** Task description **
Present each line of the entries below that holds the word "complete".
==*==
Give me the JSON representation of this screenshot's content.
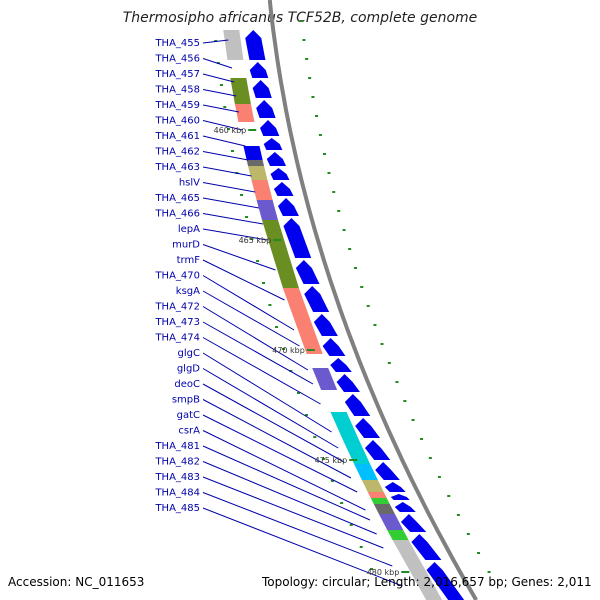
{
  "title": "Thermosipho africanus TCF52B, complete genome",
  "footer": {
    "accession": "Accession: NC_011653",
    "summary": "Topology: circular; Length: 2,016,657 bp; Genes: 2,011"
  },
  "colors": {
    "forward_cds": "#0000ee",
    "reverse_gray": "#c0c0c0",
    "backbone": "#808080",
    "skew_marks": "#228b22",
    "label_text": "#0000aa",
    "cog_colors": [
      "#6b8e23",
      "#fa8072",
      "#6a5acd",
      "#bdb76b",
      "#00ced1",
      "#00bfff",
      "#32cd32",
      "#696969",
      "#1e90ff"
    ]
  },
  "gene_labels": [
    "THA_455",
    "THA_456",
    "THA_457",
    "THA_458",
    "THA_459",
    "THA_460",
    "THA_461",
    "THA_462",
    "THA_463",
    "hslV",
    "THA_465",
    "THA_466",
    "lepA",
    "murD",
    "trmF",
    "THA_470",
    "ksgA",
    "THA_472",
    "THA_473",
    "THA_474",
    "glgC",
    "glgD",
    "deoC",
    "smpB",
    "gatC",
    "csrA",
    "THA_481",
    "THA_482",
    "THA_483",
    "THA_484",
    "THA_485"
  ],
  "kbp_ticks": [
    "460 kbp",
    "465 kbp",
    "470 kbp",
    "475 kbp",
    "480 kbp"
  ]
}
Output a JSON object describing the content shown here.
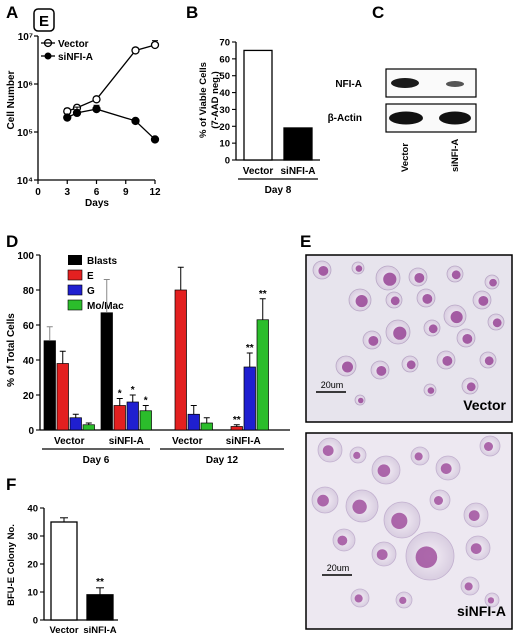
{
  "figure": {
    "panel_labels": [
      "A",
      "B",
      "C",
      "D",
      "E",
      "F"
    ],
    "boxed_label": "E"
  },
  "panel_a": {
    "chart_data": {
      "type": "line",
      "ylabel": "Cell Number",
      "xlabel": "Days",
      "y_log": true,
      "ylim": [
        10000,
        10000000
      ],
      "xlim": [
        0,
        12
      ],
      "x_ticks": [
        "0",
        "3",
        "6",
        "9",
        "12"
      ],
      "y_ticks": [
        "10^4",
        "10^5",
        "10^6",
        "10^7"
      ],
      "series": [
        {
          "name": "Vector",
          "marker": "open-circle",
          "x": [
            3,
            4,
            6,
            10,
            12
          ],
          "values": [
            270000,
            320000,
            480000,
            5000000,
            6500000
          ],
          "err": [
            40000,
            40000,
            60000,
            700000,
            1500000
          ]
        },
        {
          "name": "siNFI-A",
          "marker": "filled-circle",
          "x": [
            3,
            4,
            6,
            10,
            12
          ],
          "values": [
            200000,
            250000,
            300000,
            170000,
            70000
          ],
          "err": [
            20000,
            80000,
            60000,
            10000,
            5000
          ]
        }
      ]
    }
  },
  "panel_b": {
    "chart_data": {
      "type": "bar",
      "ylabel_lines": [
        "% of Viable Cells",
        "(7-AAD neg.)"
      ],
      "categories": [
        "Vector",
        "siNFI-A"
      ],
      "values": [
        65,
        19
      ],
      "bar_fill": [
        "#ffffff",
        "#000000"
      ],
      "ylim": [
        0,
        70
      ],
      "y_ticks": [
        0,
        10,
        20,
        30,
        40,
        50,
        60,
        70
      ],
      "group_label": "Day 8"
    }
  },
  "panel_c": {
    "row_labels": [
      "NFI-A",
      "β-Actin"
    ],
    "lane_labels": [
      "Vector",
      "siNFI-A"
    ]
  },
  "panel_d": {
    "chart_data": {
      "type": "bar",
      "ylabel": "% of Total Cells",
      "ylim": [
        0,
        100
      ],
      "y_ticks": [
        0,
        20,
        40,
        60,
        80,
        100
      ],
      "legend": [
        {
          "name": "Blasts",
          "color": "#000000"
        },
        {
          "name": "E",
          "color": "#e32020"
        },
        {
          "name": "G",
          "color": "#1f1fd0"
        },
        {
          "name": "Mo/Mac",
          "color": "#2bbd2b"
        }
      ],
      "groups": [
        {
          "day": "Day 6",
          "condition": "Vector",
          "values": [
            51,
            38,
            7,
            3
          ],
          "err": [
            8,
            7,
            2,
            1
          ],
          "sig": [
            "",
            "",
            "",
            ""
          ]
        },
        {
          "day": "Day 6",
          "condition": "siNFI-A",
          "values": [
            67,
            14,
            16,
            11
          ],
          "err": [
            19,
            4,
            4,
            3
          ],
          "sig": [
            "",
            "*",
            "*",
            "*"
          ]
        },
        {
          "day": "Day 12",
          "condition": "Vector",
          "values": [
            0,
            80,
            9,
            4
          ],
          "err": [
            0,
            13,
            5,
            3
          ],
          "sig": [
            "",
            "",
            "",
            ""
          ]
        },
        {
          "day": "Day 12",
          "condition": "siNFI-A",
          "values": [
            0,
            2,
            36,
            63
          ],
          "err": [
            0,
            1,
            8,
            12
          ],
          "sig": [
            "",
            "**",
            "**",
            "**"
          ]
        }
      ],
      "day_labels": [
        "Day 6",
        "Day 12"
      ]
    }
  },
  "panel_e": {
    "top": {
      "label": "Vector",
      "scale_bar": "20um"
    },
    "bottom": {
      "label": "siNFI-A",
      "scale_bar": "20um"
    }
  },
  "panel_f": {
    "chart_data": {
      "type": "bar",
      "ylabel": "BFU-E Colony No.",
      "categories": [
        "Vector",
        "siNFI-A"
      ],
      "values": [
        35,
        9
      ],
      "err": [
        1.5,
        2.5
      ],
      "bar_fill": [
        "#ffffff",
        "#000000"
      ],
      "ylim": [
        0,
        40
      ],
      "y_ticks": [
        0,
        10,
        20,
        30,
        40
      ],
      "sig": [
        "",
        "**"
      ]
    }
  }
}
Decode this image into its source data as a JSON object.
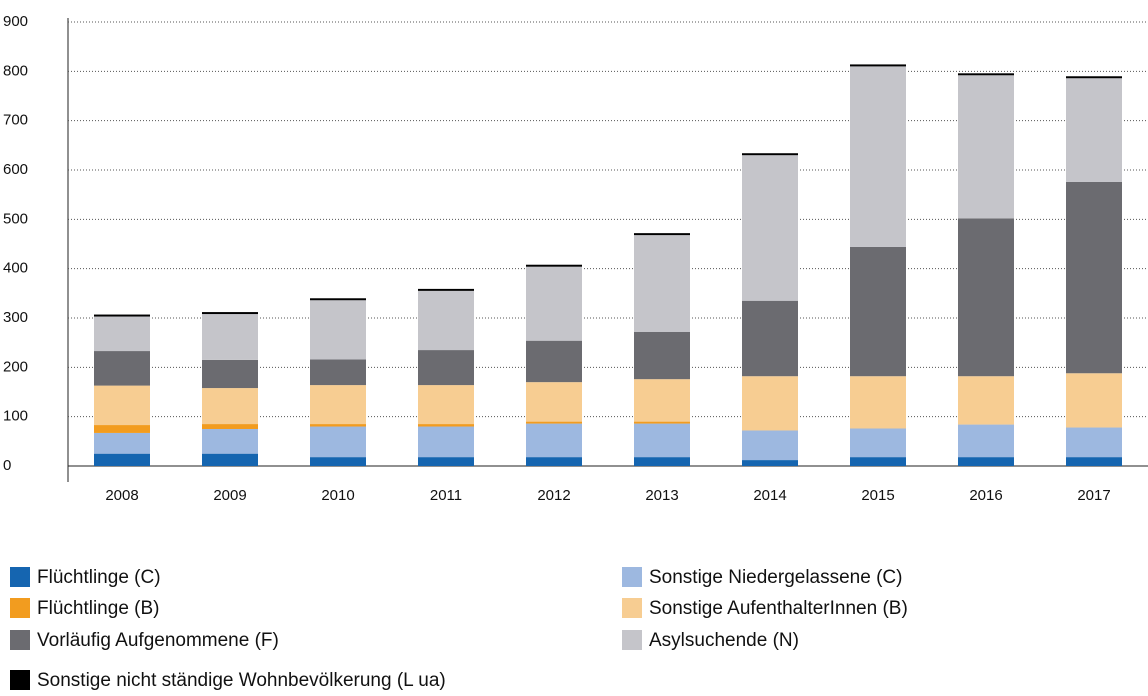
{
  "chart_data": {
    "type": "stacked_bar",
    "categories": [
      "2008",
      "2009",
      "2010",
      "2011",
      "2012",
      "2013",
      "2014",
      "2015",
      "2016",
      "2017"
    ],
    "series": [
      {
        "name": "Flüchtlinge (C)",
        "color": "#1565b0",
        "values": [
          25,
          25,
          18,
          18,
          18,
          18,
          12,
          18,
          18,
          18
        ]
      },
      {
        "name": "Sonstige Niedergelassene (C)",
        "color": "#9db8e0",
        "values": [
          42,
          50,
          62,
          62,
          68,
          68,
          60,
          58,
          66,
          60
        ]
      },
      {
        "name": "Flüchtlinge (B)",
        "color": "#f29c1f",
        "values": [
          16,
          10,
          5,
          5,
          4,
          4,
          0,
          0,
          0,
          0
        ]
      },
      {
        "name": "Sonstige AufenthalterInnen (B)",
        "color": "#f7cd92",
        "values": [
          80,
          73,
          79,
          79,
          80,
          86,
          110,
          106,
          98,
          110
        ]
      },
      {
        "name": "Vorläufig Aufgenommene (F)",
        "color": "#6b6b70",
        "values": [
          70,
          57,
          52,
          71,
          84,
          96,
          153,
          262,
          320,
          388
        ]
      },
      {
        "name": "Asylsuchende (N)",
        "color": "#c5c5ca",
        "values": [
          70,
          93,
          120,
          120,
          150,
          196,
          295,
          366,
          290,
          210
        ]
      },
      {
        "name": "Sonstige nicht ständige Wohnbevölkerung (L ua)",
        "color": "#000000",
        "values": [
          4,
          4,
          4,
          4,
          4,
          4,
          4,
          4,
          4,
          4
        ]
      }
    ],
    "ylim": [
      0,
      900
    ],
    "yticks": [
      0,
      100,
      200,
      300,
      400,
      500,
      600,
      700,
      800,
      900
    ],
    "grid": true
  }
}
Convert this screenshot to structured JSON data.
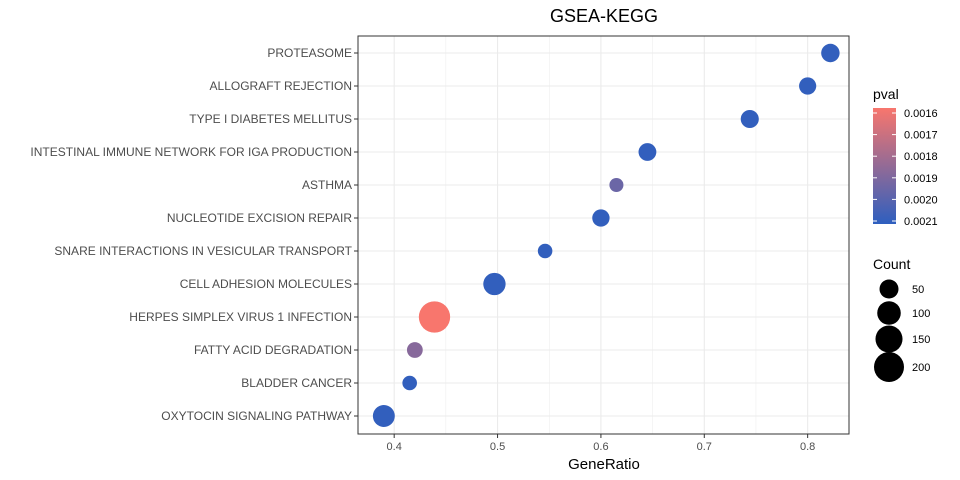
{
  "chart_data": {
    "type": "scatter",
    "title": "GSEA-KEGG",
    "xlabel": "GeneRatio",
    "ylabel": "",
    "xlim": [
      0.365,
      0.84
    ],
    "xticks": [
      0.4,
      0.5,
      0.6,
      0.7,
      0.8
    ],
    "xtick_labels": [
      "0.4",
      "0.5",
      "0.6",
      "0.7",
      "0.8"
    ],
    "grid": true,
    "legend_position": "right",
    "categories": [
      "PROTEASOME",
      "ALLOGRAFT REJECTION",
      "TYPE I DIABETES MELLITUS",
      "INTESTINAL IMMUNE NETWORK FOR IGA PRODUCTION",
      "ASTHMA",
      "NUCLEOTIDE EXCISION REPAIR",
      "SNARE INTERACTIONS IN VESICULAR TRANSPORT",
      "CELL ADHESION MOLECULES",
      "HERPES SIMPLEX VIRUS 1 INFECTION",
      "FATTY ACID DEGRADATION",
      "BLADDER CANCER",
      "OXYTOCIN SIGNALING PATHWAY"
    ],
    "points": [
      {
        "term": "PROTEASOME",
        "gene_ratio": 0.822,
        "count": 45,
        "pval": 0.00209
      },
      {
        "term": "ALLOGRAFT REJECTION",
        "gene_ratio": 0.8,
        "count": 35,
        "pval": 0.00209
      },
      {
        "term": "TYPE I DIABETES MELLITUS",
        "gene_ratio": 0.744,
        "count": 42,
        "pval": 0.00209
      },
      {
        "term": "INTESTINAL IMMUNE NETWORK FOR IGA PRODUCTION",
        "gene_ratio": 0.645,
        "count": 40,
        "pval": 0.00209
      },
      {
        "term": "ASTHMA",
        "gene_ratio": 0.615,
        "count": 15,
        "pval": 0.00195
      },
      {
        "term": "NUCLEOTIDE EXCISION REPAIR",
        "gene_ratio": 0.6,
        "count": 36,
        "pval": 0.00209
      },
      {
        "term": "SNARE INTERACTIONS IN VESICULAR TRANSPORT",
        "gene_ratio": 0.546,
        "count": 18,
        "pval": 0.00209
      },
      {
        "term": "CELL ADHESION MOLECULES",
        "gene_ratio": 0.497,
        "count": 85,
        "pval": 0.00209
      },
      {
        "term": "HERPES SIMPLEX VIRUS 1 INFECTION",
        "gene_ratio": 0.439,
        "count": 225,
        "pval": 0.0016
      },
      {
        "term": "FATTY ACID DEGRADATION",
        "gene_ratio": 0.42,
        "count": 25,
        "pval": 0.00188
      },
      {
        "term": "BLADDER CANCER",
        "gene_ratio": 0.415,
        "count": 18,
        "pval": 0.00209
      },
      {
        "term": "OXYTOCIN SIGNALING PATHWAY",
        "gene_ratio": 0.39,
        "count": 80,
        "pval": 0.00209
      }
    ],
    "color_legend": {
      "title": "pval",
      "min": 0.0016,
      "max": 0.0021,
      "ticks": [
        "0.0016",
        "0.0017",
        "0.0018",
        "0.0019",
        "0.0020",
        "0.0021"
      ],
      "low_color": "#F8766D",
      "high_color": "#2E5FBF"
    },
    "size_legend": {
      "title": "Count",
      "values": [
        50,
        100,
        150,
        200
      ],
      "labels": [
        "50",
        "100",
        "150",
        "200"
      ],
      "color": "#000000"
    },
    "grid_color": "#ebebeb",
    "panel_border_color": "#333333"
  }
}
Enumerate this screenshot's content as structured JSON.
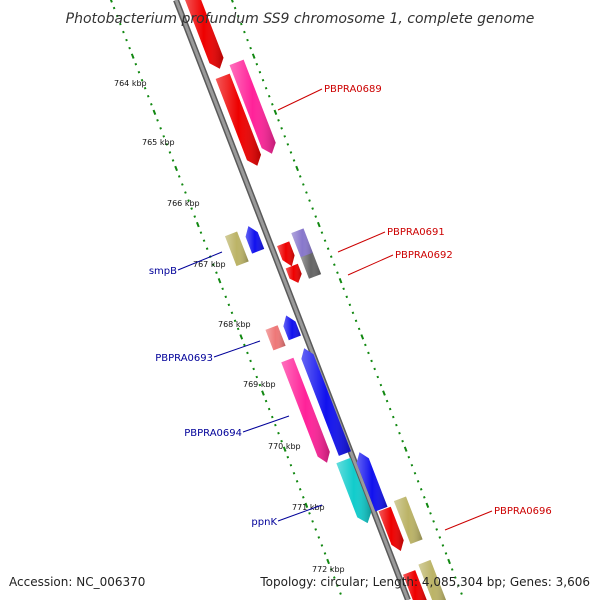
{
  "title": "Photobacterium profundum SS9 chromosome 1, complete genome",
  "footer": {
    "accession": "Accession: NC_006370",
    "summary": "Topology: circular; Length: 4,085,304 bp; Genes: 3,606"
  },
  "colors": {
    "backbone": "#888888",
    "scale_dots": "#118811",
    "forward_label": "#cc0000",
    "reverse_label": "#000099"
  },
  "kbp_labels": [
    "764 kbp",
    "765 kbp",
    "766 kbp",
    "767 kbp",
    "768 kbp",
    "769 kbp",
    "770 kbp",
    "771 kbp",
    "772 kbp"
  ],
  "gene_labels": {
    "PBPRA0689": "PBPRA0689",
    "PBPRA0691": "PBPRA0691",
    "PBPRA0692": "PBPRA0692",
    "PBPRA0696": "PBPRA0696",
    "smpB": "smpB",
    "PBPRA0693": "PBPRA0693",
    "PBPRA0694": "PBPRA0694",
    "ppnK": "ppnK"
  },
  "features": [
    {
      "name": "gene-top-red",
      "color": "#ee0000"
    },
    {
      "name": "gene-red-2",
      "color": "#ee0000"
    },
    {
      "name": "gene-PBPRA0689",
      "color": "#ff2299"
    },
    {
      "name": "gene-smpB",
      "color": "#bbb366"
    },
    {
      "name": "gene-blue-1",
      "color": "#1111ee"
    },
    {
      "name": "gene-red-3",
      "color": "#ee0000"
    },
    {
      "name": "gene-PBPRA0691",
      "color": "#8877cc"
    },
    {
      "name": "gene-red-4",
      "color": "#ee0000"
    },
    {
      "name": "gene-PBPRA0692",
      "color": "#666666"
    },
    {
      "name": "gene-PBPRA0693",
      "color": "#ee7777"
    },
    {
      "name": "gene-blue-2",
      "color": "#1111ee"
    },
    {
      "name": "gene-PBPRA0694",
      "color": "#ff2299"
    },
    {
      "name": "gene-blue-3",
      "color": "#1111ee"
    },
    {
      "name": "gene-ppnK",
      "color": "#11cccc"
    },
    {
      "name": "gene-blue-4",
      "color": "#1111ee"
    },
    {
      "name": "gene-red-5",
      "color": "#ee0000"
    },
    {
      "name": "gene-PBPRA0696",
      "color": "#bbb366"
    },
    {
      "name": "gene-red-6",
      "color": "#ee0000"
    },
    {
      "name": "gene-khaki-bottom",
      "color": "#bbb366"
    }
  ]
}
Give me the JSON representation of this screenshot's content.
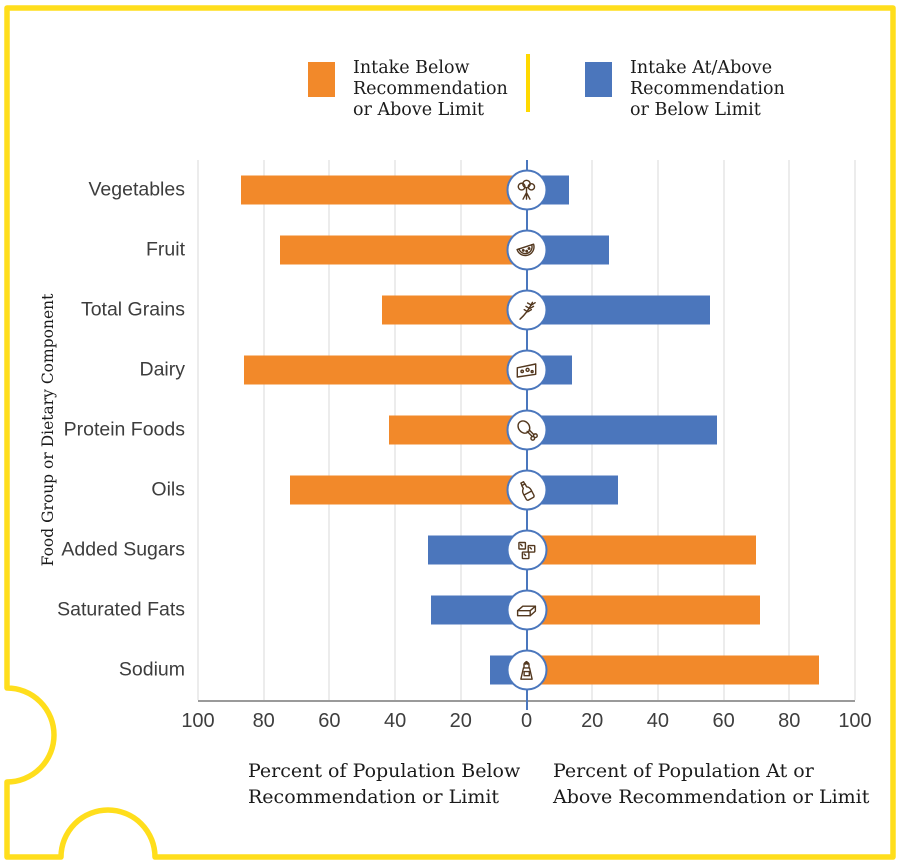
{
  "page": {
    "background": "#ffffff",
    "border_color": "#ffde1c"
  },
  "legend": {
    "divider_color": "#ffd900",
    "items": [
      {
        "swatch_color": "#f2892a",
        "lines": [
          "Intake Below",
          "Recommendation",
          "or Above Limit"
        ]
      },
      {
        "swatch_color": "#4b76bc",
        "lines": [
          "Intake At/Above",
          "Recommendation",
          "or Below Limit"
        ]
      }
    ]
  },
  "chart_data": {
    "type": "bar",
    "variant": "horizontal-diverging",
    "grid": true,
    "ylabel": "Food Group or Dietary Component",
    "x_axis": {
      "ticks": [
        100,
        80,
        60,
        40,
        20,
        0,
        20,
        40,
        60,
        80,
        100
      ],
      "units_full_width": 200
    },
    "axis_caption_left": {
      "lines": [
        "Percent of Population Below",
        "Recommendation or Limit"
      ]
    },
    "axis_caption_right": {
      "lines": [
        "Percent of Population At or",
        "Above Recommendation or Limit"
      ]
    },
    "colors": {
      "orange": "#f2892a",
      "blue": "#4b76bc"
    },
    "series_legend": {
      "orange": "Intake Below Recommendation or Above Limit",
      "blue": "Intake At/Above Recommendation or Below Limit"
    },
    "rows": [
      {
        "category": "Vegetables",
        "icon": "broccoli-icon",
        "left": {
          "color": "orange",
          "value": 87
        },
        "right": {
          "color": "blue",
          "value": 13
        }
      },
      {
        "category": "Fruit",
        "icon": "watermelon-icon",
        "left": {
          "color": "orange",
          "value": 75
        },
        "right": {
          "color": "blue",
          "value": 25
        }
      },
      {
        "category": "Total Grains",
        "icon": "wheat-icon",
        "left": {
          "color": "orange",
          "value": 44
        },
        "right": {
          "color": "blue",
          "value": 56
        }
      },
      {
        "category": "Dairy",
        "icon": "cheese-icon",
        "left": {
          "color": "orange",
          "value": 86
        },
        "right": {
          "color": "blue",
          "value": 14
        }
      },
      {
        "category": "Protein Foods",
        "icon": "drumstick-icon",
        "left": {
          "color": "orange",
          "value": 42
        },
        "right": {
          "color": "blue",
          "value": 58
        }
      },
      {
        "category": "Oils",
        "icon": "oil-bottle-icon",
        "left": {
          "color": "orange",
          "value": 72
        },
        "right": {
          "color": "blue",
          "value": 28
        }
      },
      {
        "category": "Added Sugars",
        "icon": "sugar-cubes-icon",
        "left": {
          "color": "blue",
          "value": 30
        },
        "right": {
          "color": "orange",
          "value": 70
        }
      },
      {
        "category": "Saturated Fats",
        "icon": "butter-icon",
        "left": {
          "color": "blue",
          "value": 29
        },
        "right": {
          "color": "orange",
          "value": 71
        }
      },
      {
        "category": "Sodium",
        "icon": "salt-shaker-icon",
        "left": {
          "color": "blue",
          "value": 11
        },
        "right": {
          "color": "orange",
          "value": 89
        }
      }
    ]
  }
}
==*==
** Reply **
  "title": "Thermosipho africanus TCF52B, complete genome",
  "title": "Photobacterium profundum SS9 chromosome 1, complete genome",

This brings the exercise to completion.